▶ **What this task involves**: In the listing below, count the lines with "ylabel" and report only the figure.

[Figure data in JSON]
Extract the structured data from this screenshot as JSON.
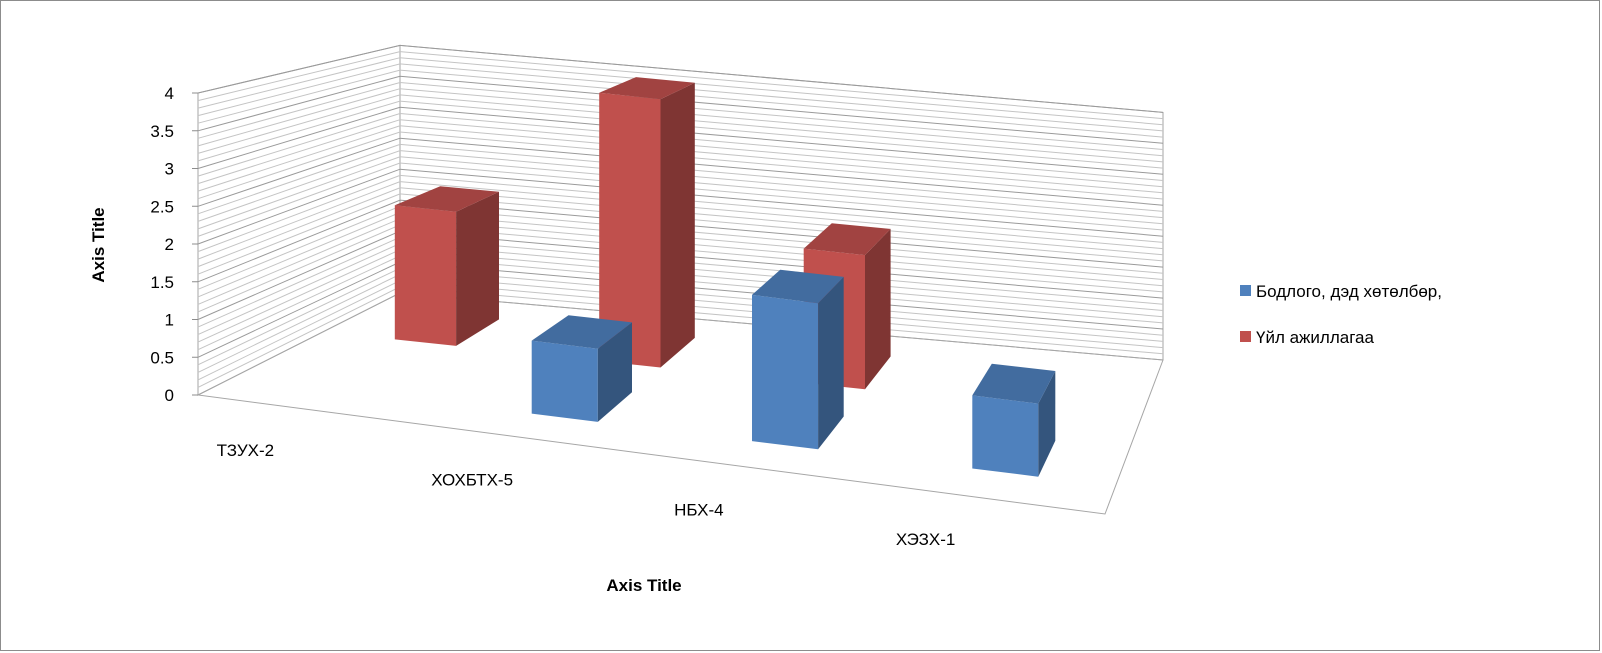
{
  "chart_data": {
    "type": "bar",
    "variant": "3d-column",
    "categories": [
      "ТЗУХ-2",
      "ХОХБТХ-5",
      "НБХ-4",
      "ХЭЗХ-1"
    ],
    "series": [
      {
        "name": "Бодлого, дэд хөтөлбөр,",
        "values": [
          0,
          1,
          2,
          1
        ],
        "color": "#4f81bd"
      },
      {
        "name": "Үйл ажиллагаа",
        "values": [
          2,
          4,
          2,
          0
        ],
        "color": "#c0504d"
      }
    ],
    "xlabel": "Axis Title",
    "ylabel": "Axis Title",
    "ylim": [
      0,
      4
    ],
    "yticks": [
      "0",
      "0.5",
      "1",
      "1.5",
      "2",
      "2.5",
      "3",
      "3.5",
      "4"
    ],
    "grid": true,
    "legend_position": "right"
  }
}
--
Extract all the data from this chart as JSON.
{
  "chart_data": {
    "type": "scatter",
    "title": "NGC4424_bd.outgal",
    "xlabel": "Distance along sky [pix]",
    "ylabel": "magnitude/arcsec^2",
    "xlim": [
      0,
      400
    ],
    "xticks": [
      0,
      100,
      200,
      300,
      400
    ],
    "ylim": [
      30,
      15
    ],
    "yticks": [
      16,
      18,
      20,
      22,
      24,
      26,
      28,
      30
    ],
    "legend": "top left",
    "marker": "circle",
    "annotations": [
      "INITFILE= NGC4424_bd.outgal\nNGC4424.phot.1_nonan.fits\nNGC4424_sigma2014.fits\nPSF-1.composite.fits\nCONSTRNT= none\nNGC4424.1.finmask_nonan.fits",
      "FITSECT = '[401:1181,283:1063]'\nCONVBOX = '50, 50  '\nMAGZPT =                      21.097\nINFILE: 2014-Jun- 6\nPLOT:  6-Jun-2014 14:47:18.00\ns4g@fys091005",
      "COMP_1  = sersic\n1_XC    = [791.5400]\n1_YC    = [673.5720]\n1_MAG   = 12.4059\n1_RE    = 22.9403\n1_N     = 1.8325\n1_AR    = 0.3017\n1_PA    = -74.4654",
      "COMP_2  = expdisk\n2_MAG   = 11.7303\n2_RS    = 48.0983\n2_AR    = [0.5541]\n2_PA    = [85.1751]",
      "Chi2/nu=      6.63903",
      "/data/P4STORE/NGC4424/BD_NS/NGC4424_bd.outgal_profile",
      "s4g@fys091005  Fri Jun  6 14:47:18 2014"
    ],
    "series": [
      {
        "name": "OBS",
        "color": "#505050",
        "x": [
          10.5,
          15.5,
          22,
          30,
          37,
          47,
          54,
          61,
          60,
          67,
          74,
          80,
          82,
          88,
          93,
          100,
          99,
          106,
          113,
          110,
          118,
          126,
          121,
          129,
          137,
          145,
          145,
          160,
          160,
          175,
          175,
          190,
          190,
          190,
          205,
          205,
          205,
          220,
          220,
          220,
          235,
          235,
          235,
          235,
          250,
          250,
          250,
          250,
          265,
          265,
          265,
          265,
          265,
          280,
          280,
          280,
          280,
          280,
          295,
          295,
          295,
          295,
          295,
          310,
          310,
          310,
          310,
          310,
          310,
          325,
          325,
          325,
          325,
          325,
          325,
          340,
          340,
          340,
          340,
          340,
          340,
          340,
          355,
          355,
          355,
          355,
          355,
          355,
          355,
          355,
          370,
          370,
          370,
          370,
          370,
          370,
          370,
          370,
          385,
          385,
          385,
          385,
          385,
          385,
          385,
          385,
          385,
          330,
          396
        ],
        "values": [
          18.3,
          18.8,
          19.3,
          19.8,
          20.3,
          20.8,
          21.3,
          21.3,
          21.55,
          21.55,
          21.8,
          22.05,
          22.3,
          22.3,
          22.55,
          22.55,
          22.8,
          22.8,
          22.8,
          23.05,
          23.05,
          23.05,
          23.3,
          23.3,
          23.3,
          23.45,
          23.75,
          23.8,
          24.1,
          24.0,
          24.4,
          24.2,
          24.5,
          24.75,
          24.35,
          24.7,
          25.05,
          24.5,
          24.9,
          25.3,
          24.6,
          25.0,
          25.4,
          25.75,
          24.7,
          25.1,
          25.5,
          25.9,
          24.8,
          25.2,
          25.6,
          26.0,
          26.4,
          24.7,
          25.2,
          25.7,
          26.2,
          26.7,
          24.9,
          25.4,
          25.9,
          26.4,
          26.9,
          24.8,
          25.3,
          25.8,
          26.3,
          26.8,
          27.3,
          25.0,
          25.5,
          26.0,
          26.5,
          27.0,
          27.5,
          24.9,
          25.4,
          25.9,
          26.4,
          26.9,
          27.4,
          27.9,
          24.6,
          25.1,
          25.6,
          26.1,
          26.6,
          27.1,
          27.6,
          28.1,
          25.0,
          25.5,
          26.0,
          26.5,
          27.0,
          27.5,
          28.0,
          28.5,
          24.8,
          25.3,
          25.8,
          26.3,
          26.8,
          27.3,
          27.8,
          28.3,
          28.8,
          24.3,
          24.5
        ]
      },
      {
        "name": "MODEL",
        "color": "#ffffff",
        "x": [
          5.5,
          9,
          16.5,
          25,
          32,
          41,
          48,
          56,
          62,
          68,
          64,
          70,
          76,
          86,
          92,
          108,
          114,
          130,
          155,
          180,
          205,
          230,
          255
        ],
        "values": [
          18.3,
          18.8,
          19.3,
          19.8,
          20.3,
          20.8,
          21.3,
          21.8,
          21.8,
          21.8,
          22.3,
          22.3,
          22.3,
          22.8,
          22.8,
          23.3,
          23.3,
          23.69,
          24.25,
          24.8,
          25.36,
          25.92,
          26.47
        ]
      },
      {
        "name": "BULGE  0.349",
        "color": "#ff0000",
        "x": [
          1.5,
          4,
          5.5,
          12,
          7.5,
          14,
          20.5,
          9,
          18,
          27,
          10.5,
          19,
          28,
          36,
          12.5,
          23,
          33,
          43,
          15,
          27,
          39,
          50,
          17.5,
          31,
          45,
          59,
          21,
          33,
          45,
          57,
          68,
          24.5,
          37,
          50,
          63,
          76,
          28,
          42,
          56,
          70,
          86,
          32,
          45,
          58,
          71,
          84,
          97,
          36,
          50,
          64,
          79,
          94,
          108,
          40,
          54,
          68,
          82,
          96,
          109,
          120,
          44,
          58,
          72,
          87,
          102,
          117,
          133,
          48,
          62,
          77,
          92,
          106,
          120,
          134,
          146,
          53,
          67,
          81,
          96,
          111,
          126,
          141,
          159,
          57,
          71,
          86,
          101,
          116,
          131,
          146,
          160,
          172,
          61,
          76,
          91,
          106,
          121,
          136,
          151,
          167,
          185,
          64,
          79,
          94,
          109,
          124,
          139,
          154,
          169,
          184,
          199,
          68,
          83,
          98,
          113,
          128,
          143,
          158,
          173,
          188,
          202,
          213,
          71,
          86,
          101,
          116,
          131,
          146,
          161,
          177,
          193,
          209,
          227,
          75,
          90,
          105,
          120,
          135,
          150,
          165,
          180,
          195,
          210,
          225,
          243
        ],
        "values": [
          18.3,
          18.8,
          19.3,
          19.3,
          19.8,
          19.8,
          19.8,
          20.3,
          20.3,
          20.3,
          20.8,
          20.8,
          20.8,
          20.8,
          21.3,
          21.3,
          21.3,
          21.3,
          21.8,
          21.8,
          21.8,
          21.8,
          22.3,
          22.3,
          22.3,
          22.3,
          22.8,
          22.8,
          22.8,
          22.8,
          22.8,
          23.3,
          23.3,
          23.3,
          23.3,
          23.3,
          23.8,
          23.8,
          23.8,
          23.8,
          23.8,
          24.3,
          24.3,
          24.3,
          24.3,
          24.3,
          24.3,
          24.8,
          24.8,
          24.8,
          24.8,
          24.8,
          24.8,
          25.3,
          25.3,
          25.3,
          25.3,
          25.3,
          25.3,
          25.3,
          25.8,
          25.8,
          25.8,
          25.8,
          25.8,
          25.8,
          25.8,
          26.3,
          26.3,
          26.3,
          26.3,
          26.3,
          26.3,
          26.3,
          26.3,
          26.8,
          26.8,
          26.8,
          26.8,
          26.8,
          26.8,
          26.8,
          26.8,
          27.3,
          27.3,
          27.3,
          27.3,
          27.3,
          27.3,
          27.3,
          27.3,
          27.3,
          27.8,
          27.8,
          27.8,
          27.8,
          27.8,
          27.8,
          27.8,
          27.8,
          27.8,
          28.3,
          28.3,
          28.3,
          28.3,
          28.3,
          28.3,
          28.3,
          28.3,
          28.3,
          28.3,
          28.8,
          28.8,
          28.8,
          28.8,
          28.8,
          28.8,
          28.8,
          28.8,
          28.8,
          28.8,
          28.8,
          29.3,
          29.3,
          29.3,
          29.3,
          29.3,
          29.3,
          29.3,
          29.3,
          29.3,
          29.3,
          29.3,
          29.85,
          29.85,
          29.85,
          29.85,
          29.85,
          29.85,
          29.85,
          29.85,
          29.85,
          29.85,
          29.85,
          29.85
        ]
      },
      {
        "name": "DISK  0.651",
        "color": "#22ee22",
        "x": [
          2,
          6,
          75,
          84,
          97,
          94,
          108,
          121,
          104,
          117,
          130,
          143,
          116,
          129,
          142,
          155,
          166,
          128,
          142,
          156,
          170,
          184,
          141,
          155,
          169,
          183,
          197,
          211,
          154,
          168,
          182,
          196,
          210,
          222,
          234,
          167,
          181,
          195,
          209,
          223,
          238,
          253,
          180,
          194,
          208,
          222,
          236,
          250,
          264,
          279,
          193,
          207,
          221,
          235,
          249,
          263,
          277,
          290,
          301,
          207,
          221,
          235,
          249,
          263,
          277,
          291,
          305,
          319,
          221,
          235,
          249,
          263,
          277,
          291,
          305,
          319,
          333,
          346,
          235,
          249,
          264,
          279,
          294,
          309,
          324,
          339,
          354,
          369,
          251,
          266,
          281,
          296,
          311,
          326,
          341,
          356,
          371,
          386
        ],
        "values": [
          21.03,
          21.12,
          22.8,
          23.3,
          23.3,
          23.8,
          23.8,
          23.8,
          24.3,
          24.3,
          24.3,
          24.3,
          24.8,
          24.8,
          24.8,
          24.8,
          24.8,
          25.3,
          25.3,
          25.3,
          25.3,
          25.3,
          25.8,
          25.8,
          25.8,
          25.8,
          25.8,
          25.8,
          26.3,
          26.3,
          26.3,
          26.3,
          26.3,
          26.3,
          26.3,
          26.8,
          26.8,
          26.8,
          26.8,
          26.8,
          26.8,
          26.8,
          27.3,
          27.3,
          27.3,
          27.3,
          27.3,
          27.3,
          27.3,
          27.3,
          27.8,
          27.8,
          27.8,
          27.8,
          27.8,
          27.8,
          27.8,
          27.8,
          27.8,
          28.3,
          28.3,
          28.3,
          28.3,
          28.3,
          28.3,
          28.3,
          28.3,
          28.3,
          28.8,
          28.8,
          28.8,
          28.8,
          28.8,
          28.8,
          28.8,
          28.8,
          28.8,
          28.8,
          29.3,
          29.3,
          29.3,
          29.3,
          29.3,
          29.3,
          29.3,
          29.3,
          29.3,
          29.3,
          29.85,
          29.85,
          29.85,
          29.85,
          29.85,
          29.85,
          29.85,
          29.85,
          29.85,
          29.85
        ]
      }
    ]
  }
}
...
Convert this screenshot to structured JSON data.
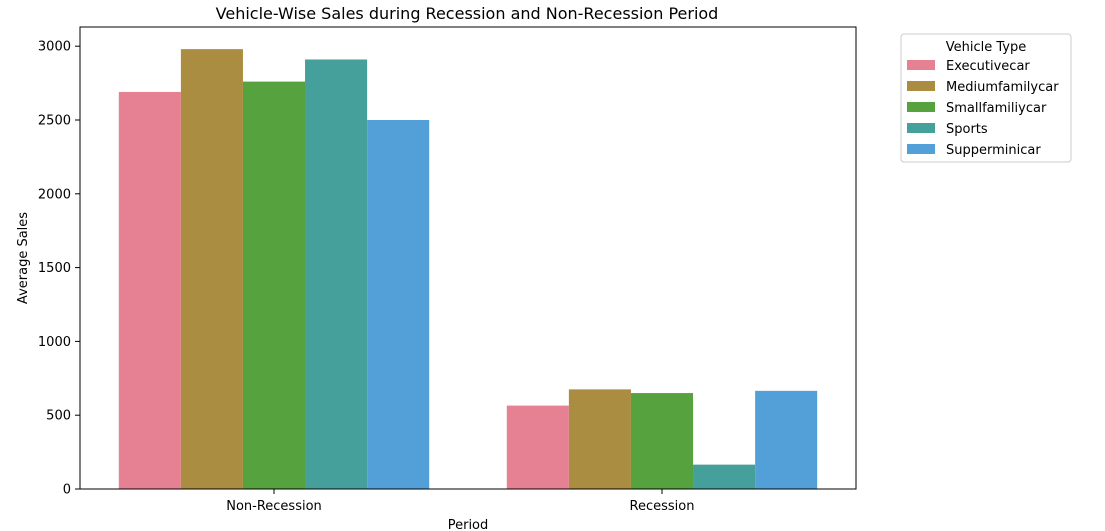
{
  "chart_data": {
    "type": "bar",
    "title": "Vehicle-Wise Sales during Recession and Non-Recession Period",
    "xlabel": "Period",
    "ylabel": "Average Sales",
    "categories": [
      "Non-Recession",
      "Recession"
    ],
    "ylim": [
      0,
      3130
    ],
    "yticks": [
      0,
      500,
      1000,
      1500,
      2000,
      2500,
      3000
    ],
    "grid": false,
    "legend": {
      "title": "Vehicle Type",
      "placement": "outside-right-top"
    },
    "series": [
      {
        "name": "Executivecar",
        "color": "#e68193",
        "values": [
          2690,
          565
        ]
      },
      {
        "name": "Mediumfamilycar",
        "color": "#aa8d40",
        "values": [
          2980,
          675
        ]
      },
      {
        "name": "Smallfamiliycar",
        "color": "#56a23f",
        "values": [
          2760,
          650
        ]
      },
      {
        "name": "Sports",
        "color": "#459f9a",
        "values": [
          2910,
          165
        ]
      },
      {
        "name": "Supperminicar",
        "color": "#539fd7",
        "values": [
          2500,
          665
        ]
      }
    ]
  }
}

▶ **Solution**: 3